**GOAL:** Repeat the records in full and exactly, omitting pictures.

Chart and figure data:

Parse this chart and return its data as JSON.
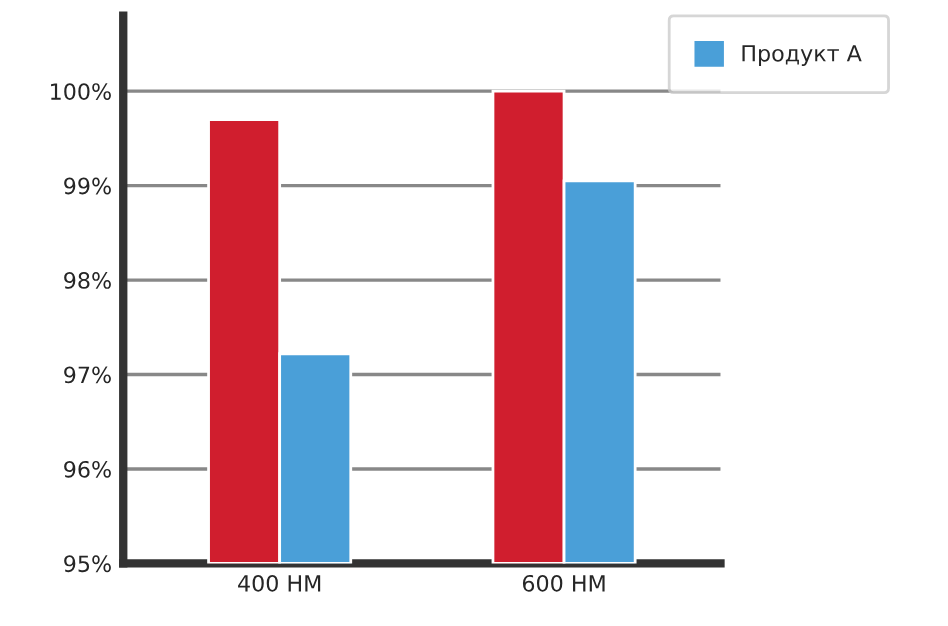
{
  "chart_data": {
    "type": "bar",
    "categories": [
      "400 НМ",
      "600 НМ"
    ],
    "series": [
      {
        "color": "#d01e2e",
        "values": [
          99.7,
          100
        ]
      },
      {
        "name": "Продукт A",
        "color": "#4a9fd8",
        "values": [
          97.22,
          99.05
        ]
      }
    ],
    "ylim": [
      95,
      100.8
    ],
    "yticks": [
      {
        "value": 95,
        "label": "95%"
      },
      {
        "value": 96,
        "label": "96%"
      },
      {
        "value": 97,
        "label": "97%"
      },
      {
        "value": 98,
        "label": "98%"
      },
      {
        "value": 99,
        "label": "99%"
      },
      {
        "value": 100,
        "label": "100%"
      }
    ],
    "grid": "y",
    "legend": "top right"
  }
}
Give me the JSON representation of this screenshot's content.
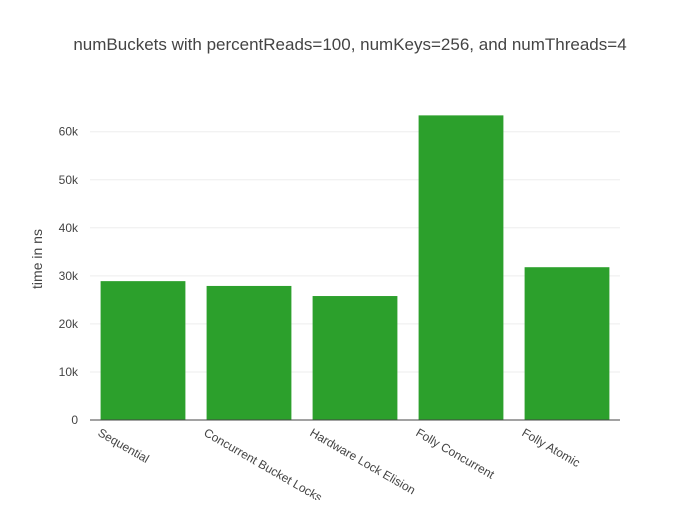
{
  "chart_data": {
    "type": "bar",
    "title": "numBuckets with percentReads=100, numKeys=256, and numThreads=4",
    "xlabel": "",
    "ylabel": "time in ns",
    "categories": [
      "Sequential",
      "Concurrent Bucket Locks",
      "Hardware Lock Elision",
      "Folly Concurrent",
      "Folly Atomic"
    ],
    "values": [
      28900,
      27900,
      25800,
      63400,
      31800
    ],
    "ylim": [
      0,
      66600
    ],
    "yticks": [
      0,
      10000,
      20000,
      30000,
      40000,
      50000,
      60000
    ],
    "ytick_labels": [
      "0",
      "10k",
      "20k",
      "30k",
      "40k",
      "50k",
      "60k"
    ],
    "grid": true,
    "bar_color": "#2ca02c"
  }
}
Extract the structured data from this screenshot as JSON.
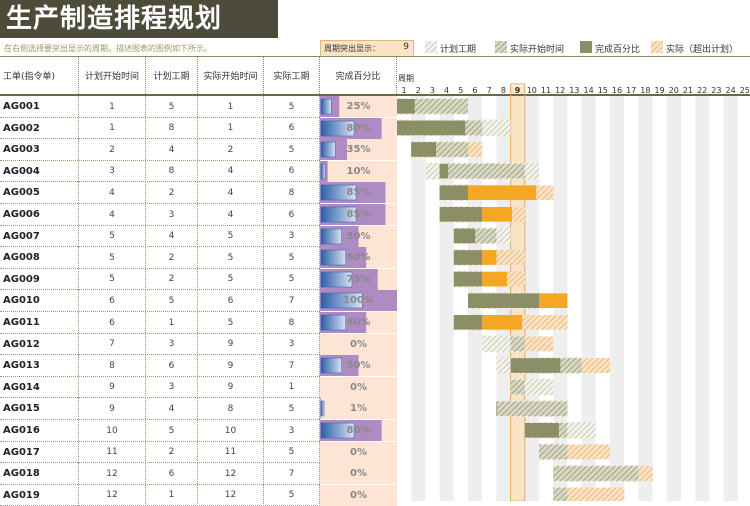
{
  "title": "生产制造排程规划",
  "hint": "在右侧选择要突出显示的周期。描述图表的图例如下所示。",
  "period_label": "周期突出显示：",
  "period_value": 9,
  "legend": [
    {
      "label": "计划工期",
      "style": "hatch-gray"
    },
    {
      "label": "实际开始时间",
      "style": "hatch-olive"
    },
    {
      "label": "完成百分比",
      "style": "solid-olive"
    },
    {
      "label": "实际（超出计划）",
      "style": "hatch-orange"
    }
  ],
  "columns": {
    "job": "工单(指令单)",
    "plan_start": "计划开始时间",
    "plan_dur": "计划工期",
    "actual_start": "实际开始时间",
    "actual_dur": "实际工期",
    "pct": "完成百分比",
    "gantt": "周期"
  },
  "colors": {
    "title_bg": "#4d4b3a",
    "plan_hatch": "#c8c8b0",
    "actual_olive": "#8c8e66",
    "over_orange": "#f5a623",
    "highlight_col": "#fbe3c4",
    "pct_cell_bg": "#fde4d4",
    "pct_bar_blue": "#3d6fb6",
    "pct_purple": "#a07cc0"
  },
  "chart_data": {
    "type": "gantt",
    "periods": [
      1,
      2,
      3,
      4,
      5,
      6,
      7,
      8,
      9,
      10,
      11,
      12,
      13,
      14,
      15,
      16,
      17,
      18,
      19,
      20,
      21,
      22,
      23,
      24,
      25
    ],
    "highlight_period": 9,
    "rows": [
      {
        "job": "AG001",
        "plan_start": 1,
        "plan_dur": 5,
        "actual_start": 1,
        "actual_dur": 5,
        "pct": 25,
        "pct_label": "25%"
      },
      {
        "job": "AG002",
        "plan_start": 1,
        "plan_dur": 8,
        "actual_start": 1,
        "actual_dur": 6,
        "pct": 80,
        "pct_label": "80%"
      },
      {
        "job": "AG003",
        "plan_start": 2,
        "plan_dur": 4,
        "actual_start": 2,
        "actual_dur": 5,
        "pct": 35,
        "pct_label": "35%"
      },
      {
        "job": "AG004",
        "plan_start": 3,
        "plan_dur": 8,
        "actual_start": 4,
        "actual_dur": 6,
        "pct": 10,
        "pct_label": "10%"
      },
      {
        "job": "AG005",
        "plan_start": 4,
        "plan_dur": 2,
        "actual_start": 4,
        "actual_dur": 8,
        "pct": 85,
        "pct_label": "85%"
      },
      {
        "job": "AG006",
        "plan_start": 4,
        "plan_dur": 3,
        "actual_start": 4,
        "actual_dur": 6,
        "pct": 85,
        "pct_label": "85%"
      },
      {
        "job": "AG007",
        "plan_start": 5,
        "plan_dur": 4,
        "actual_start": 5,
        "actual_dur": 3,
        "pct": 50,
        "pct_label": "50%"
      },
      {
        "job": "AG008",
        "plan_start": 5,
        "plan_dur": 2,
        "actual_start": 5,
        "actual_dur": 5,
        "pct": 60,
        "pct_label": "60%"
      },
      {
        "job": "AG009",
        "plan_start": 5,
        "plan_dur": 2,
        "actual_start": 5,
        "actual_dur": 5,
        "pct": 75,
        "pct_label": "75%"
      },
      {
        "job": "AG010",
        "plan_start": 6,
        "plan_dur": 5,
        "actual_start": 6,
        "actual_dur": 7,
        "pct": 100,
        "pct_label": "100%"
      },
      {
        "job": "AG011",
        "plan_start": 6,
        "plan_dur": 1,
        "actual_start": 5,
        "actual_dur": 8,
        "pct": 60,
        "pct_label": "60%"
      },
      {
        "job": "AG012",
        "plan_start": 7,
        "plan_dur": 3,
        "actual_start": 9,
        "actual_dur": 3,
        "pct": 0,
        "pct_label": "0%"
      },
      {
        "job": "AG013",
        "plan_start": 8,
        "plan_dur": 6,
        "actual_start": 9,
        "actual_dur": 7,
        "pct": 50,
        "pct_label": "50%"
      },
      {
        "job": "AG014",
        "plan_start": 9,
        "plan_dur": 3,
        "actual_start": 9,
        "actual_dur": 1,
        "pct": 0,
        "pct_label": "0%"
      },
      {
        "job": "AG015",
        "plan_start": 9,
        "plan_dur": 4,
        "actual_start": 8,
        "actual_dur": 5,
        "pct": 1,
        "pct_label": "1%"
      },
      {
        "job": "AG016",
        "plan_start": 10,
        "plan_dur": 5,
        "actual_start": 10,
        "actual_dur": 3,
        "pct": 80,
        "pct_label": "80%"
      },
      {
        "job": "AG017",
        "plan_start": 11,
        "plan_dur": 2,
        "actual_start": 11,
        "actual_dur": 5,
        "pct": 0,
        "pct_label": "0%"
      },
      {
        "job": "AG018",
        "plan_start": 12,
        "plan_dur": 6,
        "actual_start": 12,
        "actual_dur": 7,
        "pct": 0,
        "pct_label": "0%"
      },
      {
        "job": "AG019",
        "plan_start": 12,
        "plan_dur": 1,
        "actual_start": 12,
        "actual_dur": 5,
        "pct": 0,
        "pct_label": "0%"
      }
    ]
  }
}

**EXERCISE SOLUTION:**
Parse this chart and return its data as JSON.
{
  "chart_data": {
    "type": "bar",
    "categories": [
      "400 НМ",
      "600 НМ"
    ],
    "series": [
      {
        "color": "#d01e2e",
        "values": [
          99.7,
          100
        ]
      },
      {
        "name": "Продукт A",
        "color": "#4a9fd8",
        "values": [
          97.22,
          99.05
        ]
      }
    ],
    "ylim": [
      95,
      100.8
    ],
    "yticks": [
      {
        "value": 95,
        "label": "95%"
      },
      {
        "value": 96,
        "label": "96%"
      },
      {
        "value": 97,
        "label": "97%"
      },
      {
        "value": 98,
        "label": "98%"
      },
      {
        "value": 99,
        "label": "99%"
      },
      {
        "value": 100,
        "label": "100%"
      }
    ],
    "grid": "y",
    "legend": "top right"
  }
}
Give me the JSON representation of this screenshot's content.
{
  "chart_data": {
    "type": "bar",
    "title": "numBuckets with percentReads=100, numKeys=256, and numThreads=4",
    "xlabel": "",
    "ylabel": "time in ns",
    "categories": [
      "Sequential",
      "Concurrent Bucket Locks",
      "Hardware Lock Elision",
      "Folly Concurrent",
      "Folly Atomic"
    ],
    "values": [
      28900,
      27900,
      25800,
      63400,
      31800
    ],
    "ylim": [
      0,
      66600
    ],
    "yticks": [
      0,
      10000,
      20000,
      30000,
      40000,
      50000,
      60000
    ],
    "ytick_labels": [
      "0",
      "10k",
      "20k",
      "30k",
      "40k",
      "50k",
      "60k"
    ],
    "grid": true,
    "bar_color": "#2ca02c"
  }
}
Extract the structured data from this screenshot as JSON.
{
  "title": "生产制造排程规划",
  "hint": "在右侧选择要突出显示的周期。描述图表的图例如下所示。",
  "period_label": "周期突出显示：",
  "period_value": 9,
  "legend": [
    {
      "label": "计划工期",
      "style": "hatch-gray"
    },
    {
      "label": "实际开始时间",
      "style": "hatch-olive"
    },
    {
      "label": "完成百分比",
      "style": "solid-olive"
    },
    {
      "label": "实际（超出计划）",
      "style": "hatch-orange"
    }
  ],
  "columns": {
    "job": "工单(指令单)",
    "plan_start": "计划开始时间",
    "plan_dur": "计划工期",
    "actual_start": "实际开始时间",
    "actual_dur": "实际工期",
    "pct": "完成百分比",
    "gantt": "周期"
  },
  "colors": {
    "title_bg": "#4d4b3a",
    "plan_hatch": "#c8c8b0",
    "actual_olive": "#8c8e66",
    "over_orange": "#f5a623",
    "highlight_col": "#fbe3c4",
    "pct_cell_bg": "#fde4d4",
    "pct_bar_blue": "#3d6fb6",
    "pct_purple": "#a07cc0"
  },
  "chart_data": {
    "type": "gantt",
    "periods": [
      1,
      2,
      3,
      4,
      5,
      6,
      7,
      8,
      9,
      10,
      11,
      12,
      13,
      14,
      15,
      16,
      17,
      18,
      19,
      20,
      21,
      22,
      23,
      24,
      25
    ],
    "highlight_period": 9,
    "rows": [
      {
        "job": "AG001",
        "plan_start": 1,
        "plan_dur": 5,
        "actual_start": 1,
        "actual_dur": 5,
        "pct": 25,
        "pct_label": "25%"
      },
      {
        "job": "AG002",
        "plan_start": 1,
        "plan_dur": 8,
        "actual_start": 1,
        "actual_dur": 6,
        "pct": 80,
        "pct_label": "80%"
      },
      {
        "job": "AG003",
        "plan_start": 2,
        "plan_dur": 4,
        "actual_start": 2,
        "actual_dur": 5,
        "pct": 35,
        "pct_label": "35%"
      },
      {
        "job": "AG004",
        "plan_start": 3,
        "plan_dur": 8,
        "actual_start": 4,
        "actual_dur": 6,
        "pct": 10,
        "pct_label": "10%"
      },
      {
        "job": "AG005",
        "plan_start": 4,
        "plan_dur": 2,
        "actual_start": 4,
        "actual_dur": 8,
        "pct": 85,
        "pct_label": "85%"
      },
      {
        "job": "AG006",
        "plan_start": 4,
        "plan_dur": 3,
        "actual_start": 4,
        "actual_dur": 6,
        "pct": 85,
        "pct_label": "85%"
      },
      {
        "job": "AG007",
        "plan_start": 5,
        "plan_dur": 4,
        "actual_start": 5,
        "actual_dur": 3,
        "pct": 50,
        "pct_label": "50%"
      },
      {
        "job": "AG008",
        "plan_start": 5,
        "plan_dur": 2,
        "actual_start": 5,
        "actual_dur": 5,
        "pct": 60,
        "pct_label": "60%"
      },
      {
        "job": "AG009",
        "plan_start": 5,
        "plan_dur": 2,
        "actual_start": 5,
        "actual_dur": 5,
        "pct": 75,
        "pct_label": "75%"
      },
      {
        "job": "AG010",
        "plan_start": 6,
        "plan_dur": 5,
        "actual_start": 6,
        "actual_dur": 7,
        "pct": 100,
        "pct_label": "100%"
      },
      {
        "job": "AG011",
        "plan_start": 6,
        "plan_dur": 1,
        "actual_start": 5,
        "actual_dur": 8,
        "pct": 60,
        "pct_label": "60%"
      },
      {
        "job": "AG012",
        "plan_start": 7,
        "plan_dur": 3,
        "actual_start": 9,
        "actual_dur": 3,
        "pct": 0,
        "pct_label": "0%"
      },
      {
        "job": "AG013",
        "plan_start": 8,
        "plan_dur": 6,
        "actual_start": 9,
        "actual_dur": 7,
        "pct": 50,
        "pct_label": "50%"
      },
      {
        "job": "AG014",
        "plan_start": 9,
        "plan_dur": 3,
        "actual_start": 9,
        "actual_dur": 1,
        "pct": 0,
        "pct_label": "0%"
      },
      {
        "job": "AG015",
        "plan_start": 9,
        "plan_dur": 4,
        "actual_start": 8,
        "actual_dur": 5,
        "pct": 1,
        "pct_label": "1%"
      },
      {
        "job": "AG016",
        "plan_start": 10,
        "plan_dur": 5,
        "actual_start": 10,
        "actual_dur": 3,
        "pct": 80,
        "pct_label": "80%"
      },
      {
        "job": "AG017",
        "plan_start": 11,
        "plan_dur": 2,
        "actual_start": 11,
        "actual_dur": 5,
        "pct": 0,
        "pct_label": "0%"
      },
      {
        "job": "AG018",
        "plan_start": 12,
        "plan_dur": 6,
        "actual_start": 12,
        "actual_dur": 7,
        "pct": 0,
        "pct_label": "0%"
      },
      {
        "job": "AG019",
        "plan_start": 12,
        "plan_dur": 1,
        "actual_start": 12,
        "actual_dur": 5,
        "pct": 0,
        "pct_label": "0%"
      }
    ]
  }
}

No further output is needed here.